### Required work
Write out each entry, exactly the way it appears.

### Dataset records
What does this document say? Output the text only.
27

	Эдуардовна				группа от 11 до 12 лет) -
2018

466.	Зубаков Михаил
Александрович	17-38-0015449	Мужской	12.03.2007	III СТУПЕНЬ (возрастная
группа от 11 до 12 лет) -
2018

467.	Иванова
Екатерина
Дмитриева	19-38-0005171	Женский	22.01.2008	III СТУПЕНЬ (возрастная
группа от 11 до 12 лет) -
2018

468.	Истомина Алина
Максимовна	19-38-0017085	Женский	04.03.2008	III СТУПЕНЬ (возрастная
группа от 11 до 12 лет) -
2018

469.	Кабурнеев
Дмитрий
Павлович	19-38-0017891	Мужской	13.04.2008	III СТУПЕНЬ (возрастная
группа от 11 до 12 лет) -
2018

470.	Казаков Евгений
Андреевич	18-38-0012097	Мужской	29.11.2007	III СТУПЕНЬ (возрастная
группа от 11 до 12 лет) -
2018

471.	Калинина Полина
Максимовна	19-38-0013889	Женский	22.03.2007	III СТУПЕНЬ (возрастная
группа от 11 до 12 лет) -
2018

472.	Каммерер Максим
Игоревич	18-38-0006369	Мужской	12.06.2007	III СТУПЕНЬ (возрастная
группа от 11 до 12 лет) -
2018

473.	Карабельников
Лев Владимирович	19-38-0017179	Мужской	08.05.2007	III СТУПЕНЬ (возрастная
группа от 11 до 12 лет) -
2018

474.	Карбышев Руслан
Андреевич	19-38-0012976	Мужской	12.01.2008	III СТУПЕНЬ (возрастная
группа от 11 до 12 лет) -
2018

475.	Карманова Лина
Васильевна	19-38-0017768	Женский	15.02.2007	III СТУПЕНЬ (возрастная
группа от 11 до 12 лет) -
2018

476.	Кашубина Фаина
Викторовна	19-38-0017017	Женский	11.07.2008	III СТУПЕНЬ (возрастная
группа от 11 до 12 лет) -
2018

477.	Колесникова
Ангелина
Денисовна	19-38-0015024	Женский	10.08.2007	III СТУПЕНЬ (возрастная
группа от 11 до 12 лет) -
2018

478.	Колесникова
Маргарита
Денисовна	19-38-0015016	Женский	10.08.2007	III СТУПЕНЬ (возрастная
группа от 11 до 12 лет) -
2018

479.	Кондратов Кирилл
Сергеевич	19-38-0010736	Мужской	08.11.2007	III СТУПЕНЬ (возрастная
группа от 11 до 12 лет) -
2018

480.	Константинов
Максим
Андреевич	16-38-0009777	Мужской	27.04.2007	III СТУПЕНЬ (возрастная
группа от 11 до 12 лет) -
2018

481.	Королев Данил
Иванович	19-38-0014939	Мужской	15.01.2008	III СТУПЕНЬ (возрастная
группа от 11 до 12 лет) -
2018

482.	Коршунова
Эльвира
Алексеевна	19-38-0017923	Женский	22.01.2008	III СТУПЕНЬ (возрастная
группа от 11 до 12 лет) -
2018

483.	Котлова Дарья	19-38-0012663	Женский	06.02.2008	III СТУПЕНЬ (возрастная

### Complete output
What does this document say? Output the text only.
27

	Эдуардовна				группа от 11 до 12 лет) -
2018

466.	Зубаков Михаил
Александрович	17-38-0015449	Мужской	12.03.2007	III СТУПЕНЬ (возрастная
группа от 11 до 12 лет) -
2018

467.	Иванова
Екатерина
Дмитриева	19-38-0005171	Женский	22.01.2008	III СТУПЕНЬ (возрастная
группа от 11 до 12 лет) -
2018

468.	Истомина Алина
Максимовна	19-38-0017085	Женский	04.03.2008	III СТУПЕНЬ (возрастная
группа от 11 до 12 лет) -
2018

469.	Кабурнеев
Дмитрий
Павлович	19-38-0017891	Мужской	13.04.2008	III СТУПЕНЬ (возрастная
группа от 11 до 12 лет) -
2018

470.	Казаков Евгений
Андреевич	18-38-0012097	Мужской	29.11.2007	III СТУПЕНЬ (возрастная
группа от 11 до 12 лет) -
2018

471.	Калинина Полина
Максимовна	19-38-0013889	Женский	22.03.2007	III СТУПЕНЬ (возрастная
группа от 11 до 12 лет) -
2018

472.	Каммерер Максим
Игоревич	18-38-0006369	Мужской	12.06.2007	III СТУПЕНЬ (возрастная
группа от 11 до 12 лет) -
2018

473.	Карабельников
Лев Владимирович	19-38-0017179	Мужской	08.05.2007	III СТУПЕНЬ (возрастная
группа от 11 до 12 лет) -
2018

474.	Карбышев Руслан
Андреевич	19-38-0012976	Мужской	12.01.2008	III СТУПЕНЬ (возрастная
группа от 11 до 12 лет) -
2018

475.	Карманова Лина
Васильевна	19-38-0017768	Женский	15.02.2007	III СТУПЕНЬ (возрастная
группа от 11 до 12 лет) -
2018

476.	Кашубина Фаина
Викторовна	19-38-0017017	Женский	11.07.2008	III СТУПЕНЬ (возрастная
группа от 11 до 12 лет) -
2018

477.	Колесникова
Ангелина
Денисовна	19-38-0015024	Женский	10.08.2007	III СТУПЕНЬ (возрастная
группа от 11 до 12 лет) -
2018

478.	Колесникова
Маргарита
Денисовна	19-38-0015016	Женский	10.08.2007	III СТУПЕНЬ (возрастная
группа от 11 до 12 лет) -
2018

479.	Кондратов Кирилл
Сергеевич	19-38-0010736	Мужской	08.11.2007	III СТУПЕНЬ (возрастная
группа от 11 до 12 лет) -
2018

480.	Константинов
Максим
Андреевич	16-38-0009777	Мужской	27.04.2007	III СТУПЕНЬ (возрастная
группа от 11 до 12 лет) -
2018

481.	Королев Данил
Иванович	19-38-0014939	Мужской	15.01.2008	III СТУПЕНЬ (возрастная
группа от 11 до 12 лет) -
2018

482.	Коршунова
Эльвира
Алексеевна	19-38-0017923	Женский	22.01.2008	III СТУПЕНЬ (возрастная
группа от 11 до 12 лет) -
2018

483.	Котлова Дарья	19-38-0012663	Женский	06.02.2008	III СТУПЕНЬ (возрастная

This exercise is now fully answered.